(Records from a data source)

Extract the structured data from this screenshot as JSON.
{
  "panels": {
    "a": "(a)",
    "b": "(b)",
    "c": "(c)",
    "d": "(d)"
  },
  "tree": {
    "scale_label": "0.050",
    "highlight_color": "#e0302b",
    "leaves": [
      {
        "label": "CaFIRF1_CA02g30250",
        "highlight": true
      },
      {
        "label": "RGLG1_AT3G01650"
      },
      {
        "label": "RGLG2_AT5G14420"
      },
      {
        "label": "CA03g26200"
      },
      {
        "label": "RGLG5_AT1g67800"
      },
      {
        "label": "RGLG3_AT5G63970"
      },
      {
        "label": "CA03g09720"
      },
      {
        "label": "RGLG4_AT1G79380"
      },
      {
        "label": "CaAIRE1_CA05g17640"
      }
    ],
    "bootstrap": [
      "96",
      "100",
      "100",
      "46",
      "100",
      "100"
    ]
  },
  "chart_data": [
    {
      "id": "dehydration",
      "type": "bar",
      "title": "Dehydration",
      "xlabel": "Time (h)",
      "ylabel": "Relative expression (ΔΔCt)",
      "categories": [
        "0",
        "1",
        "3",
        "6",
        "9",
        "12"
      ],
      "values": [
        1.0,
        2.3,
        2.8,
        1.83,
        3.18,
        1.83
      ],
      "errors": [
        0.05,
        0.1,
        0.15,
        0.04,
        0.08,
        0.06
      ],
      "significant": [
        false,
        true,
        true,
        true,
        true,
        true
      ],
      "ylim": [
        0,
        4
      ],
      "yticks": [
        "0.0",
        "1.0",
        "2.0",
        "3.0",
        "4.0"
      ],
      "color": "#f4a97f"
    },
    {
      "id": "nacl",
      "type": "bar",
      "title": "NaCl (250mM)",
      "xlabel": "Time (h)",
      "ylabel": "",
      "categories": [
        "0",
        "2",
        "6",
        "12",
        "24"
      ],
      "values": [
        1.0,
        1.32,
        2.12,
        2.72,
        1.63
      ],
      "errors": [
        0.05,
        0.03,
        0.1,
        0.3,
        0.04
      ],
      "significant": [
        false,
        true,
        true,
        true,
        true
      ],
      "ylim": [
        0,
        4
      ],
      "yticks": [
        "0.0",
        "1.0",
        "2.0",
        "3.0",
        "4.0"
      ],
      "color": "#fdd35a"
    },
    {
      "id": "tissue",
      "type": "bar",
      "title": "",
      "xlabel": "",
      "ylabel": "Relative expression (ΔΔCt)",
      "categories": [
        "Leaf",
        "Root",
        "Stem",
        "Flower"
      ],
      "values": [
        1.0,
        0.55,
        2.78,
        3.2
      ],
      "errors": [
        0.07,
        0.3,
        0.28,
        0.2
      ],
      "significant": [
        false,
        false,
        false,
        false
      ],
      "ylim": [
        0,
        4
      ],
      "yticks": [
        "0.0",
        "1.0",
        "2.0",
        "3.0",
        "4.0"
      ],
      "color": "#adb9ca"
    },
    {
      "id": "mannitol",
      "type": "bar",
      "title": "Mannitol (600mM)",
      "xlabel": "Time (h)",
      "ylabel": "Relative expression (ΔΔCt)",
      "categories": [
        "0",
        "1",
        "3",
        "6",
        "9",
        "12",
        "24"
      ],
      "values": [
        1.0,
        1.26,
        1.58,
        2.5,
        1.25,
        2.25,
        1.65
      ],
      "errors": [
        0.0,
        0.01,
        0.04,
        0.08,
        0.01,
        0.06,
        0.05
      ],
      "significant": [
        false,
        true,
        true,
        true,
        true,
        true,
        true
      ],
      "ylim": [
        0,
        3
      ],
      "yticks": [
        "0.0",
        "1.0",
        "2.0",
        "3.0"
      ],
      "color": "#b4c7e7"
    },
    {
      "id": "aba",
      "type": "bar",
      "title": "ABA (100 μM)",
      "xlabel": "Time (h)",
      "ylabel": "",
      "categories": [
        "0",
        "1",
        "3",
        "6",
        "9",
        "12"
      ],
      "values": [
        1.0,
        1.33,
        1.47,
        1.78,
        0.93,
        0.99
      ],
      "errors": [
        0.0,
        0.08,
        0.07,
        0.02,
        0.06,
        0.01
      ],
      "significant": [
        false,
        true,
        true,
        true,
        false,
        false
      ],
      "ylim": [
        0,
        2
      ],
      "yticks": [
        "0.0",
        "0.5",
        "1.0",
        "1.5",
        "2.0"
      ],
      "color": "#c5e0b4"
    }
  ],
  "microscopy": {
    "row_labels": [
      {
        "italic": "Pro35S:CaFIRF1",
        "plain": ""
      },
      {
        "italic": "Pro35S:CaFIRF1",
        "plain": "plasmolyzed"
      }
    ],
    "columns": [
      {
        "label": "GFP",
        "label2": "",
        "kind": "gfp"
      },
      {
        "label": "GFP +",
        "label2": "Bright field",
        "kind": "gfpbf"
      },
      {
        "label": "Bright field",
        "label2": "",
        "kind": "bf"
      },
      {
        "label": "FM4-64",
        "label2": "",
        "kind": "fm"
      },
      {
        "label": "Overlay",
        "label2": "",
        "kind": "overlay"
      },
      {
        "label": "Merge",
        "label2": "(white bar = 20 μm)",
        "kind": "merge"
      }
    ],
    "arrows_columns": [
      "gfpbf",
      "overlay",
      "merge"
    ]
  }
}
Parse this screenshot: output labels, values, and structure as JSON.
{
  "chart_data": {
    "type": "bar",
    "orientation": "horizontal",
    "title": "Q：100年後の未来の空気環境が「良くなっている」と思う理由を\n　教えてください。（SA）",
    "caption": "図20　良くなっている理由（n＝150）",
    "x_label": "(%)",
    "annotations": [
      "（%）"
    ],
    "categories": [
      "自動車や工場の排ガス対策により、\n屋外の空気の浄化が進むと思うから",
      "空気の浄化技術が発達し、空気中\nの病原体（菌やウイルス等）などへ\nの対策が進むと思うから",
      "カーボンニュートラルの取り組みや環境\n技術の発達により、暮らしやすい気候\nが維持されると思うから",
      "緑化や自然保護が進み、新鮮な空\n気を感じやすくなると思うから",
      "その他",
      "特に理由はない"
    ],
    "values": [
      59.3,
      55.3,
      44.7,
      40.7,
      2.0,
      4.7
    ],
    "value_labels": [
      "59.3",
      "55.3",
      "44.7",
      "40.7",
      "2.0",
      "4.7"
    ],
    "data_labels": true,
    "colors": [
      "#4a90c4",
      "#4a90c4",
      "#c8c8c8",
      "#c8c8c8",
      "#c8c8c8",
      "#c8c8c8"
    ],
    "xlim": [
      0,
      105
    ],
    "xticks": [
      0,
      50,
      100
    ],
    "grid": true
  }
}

EXERCISE PROMPT: List all lines above in which the string "Bright" appears.

WORKED ANSWER:
        "label2": "Bright field",
        "label": "Bright field",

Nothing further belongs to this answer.